#### [What to produce]
Print out each entry below exactly, please.

Saved entries
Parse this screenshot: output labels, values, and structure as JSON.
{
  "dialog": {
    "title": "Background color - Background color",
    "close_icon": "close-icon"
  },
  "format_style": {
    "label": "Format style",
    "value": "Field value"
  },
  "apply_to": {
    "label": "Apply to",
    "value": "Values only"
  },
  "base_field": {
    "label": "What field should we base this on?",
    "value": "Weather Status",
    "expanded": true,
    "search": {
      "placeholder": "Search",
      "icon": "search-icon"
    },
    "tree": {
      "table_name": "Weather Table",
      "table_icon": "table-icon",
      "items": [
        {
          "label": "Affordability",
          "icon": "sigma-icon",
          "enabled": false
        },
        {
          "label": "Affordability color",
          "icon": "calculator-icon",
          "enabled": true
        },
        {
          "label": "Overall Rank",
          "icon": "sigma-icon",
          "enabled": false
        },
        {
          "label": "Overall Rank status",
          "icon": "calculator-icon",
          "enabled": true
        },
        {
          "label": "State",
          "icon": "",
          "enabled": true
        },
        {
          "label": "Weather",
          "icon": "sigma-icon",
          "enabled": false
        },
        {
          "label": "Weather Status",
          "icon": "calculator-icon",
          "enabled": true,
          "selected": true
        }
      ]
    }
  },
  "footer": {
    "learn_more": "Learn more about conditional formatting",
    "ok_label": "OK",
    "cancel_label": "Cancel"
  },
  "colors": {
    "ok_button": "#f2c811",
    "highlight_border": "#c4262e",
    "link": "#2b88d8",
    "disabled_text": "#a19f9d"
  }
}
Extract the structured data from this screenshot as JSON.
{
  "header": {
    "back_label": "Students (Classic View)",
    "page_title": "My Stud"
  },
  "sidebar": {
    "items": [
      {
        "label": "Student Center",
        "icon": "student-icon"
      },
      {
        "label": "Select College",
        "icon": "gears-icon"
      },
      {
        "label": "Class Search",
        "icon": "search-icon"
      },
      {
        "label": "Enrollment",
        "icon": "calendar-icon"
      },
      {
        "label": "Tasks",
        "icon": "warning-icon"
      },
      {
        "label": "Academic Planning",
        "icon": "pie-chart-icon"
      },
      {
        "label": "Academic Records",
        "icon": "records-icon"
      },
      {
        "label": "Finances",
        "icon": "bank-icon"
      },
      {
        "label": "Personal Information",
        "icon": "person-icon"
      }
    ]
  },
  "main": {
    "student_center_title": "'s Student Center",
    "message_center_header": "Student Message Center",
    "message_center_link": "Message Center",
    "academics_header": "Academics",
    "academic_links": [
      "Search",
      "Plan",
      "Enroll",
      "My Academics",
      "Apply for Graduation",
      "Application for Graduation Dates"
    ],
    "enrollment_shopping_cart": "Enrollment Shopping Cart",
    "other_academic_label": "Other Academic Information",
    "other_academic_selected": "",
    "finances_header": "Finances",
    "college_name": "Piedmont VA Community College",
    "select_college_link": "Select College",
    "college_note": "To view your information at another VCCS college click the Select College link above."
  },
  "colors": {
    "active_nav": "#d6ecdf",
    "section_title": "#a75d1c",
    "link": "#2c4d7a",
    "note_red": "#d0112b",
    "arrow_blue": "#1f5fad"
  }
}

#### [Answer to this problem]
Parse this screenshot: output labels, values, and structure as JSON.
{
  "dialog": {
    "title": "Background color - Background color",
    "close_icon": "close-icon"
  },
  "format_style": {
    "label": "Format style",
    "value": "Field value"
  },
  "apply_to": {
    "label": "Apply to",
    "value": "Values only"
  },
  "base_field": {
    "label": "What field should we base this on?",
    "value": "Weather Status",
    "expanded": true,
    "search": {
      "placeholder": "Search",
      "icon": "search-icon"
    },
    "tree": {
      "table_name": "Weather Table",
      "table_icon": "table-icon",
      "items": [
        {
          "label": "Affordability",
          "icon": "sigma-icon",
          "enabled": false
        },
        {
          "label": "Affordability color",
          "icon": "calculator-icon",
          "enabled": true
        },
        {
          "label": "Overall Rank",
          "icon": "sigma-icon",
          "enabled": false
        },
        {
          "label": "Overall Rank status",
          "icon": "calculator-icon",
          "enabled": true
        },
        {
          "label": "State",
          "icon": "",
          "enabled": true
        },
        {
          "label": "Weather",
          "icon": "sigma-icon",
          "enabled": false
        },
        {
          "label": "Weather Status",
          "icon": "calculator-icon",
          "enabled": true,
          "selected": true
        }
      ]
    }
  },
  "footer": {
    "learn_more": "Learn more about conditional formatting",
    "ok_label": "OK",
    "cancel_label": "Cancel"
  },
  "colors": {
    "ok_button": "#f2c811",
    "highlight_border": "#c4262e",
    "link": "#2b88d8",
    "disabled_text": "#a19f9d"
  }
}
Extract the structured data from this screenshot as JSON.
{
  "header": {
    "back_label": "Students (Classic View)",
    "page_title": "My Stud"
  },
  "sidebar": {
    "items": [
      {
        "label": "Student Center",
        "icon": "student-icon"
      },
      {
        "label": "Select College",
        "icon": "gears-icon"
      },
      {
        "label": "Class Search",
        "icon": "search-icon"
      },
      {
        "label": "Enrollment",
        "icon": "calendar-icon"
      },
      {
        "label": "Tasks",
        "icon": "warning-icon"
      },
      {
        "label": "Academic Planning",
        "icon": "pie-chart-icon"
      },
      {
        "label": "Academic Records",
        "icon": "records-icon"
      },
      {
        "label": "Finances",
        "icon": "bank-icon"
      },
      {
        "label": "Personal Information",
        "icon": "person-icon"
      }
    ]
  },
  "main": {
    "student_center_title": "'s Student Center",
    "message_center_header": "Student Message Center",
    "message_center_link": "Message Center",
    "academics_header": "Academics",
    "academic_links": [
      "Search",
      "Plan",
      "Enroll",
      "My Academics",
      "Apply for Graduation",
      "Application for Graduation Dates"
    ],
    "enrollment_shopping_cart": "Enrollment Shopping Cart",
    "other_academic_label": "Other Academic Information",
    "other_academic_selected": "",
    "finances_header": "Finances",
    "college_name": "Piedmont VA Community College",
    "select_college_link": "Select College",
    "college_note": "To view your information at another VCCS college click the Select College link above."
  },
  "colors": {
    "active_nav": "#d6ecdf",
    "section_title": "#a75d1c",
    "link": "#2c4d7a",
    "note_red": "#d0112b",
    "arrow_blue": "#1f5fad"
  }
}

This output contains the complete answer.